YOUR TASK
In the potato RNA isolation abstract, how many reference genes were amplified from the first-strand cDNA?

------ SOURCE TEXT

An Improved Protocol for Isolation of high-quality RNA from potato ( Solanum tuberosum L. ) and other underground storage tissues

RNA isolation is an important step in any transcriptome-based functional genomics study, and the quality and quantity of RNA are crucial for downstream applications like gene expression. Since plant cells contain diverse metabolites, such as polyphenols, starch, etc., isolation of pure-quality RNA is always a challenging task. Specialized plant tissues, such as underground storage organs of potato, turnip, beet, carrot, and other crops, are extremely rich in starch and other secondary metabolites. RNA isolation from these tissues with commonly used reagents (e.g., Trizol) or commercial kits often results in inferior quality and quantity of RNA unsuitable for downstream applications. In the present study, a modified CTAB and SDS-based homogenization procedure amalgamated with the routinely used phase separation procedure has been employed for RNA isolation. High-quality RNA from multiple tissues, especially plant underground storage organs, was obtained with an absorption (A 260 /A 280 and A 260 /A 230 ) value of 1.80–2.00 and ~ 2.00, respectively. In order to evaluate the suitability of isolated RNA in downstream applications, first-strand cDNA was synthesized and used to amplify seven genes considered as the standard reference genes for different plant storage tissues. RNA isolation from cold-stored potato tuber and gene expression studies also demonstrated suitability and wide applicability of this protocol. Overall, the results indicated better efficacy of the protocol employed in the present study than the existing resource-demanding RNA isolation methods available for potato and other secondary metabolite-rich plant storage organs.

------------
------ RECORDS PROVIDED

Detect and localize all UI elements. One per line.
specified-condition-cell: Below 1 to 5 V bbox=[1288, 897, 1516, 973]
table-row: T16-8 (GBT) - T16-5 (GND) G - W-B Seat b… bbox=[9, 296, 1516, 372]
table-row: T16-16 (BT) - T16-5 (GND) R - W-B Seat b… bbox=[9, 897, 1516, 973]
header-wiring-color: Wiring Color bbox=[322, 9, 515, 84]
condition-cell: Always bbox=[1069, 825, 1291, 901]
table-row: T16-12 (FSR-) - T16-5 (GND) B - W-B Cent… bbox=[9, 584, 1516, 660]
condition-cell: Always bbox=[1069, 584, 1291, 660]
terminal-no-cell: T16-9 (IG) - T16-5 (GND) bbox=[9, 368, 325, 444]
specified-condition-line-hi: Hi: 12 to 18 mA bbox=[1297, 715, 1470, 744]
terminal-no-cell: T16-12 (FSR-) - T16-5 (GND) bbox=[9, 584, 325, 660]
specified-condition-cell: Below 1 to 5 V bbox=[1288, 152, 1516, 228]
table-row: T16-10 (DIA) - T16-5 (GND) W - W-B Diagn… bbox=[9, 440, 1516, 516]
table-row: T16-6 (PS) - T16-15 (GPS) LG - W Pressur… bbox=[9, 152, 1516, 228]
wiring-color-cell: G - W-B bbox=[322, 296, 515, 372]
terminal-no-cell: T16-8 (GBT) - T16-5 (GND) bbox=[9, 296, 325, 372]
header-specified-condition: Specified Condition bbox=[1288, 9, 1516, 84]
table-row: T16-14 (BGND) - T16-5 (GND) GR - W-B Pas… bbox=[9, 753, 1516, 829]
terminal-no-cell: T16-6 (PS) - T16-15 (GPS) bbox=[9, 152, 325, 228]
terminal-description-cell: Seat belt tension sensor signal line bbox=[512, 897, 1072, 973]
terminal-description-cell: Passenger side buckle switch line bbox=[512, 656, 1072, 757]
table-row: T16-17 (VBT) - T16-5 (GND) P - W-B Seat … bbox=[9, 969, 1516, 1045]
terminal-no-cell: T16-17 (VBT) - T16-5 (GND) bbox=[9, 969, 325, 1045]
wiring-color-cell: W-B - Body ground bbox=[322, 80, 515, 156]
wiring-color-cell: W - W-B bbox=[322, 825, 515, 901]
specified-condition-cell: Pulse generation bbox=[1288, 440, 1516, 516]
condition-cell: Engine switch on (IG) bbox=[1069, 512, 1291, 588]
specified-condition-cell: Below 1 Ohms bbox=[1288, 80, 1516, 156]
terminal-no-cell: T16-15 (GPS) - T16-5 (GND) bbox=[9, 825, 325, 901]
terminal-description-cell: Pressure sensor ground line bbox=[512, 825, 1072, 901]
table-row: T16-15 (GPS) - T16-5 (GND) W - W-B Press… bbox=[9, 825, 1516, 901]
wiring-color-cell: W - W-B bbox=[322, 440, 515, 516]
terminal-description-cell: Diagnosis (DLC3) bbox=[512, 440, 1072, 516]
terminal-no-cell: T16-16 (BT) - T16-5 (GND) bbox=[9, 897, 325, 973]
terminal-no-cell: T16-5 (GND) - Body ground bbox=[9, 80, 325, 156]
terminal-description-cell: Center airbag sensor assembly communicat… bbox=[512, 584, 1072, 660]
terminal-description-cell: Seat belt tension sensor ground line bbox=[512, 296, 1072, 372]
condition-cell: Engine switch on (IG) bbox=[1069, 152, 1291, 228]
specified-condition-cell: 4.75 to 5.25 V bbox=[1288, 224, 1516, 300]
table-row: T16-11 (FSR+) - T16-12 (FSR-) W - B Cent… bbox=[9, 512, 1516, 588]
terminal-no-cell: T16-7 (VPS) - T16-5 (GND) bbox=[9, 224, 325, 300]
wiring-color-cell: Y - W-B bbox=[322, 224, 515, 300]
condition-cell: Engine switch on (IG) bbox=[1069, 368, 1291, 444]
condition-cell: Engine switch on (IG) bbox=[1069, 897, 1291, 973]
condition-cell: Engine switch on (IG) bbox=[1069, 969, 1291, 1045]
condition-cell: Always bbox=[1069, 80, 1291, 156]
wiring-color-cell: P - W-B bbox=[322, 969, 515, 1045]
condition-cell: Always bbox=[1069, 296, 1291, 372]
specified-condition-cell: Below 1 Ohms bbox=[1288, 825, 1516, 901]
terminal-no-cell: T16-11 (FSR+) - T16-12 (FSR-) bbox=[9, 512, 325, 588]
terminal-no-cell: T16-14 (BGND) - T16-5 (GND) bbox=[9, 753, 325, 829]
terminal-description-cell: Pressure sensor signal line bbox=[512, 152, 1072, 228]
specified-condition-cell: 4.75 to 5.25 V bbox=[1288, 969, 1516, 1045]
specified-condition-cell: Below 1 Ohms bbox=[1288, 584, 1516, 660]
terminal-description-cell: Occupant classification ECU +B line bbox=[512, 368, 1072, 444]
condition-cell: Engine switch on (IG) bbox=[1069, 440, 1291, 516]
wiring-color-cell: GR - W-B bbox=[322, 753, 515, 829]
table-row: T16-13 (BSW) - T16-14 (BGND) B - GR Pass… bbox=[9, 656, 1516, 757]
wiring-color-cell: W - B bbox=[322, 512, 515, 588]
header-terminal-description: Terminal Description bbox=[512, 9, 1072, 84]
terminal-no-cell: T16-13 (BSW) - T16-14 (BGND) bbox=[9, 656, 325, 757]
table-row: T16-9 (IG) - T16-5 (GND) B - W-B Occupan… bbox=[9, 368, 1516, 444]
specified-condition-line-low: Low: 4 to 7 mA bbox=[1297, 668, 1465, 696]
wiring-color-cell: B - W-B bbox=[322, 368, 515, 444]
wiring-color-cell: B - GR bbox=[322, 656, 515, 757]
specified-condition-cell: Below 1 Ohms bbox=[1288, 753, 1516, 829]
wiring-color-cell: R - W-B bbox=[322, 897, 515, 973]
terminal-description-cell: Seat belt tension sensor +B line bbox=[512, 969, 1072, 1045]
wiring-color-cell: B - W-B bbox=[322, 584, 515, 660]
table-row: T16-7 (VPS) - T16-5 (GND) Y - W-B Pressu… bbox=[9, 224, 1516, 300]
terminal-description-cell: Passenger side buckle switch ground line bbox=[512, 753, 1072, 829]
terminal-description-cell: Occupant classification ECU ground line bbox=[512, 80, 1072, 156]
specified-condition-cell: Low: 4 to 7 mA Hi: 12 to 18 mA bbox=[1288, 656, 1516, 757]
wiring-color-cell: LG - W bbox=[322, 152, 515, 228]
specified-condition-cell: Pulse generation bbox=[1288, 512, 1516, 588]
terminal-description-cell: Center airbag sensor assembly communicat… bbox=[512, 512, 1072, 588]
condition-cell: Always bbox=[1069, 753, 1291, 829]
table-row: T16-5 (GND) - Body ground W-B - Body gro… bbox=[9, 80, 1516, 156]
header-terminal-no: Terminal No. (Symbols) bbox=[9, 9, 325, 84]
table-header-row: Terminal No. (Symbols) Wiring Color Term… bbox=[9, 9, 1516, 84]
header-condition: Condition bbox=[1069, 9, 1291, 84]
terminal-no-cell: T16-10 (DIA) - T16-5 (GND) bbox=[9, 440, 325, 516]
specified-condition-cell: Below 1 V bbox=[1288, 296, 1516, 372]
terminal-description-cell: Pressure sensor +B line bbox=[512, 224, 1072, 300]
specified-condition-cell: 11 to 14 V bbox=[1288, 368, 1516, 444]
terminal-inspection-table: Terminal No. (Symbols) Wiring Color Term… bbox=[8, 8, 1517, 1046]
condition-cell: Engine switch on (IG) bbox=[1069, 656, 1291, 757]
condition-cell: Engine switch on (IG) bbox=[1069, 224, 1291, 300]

------------

ANSWER
Seven genes.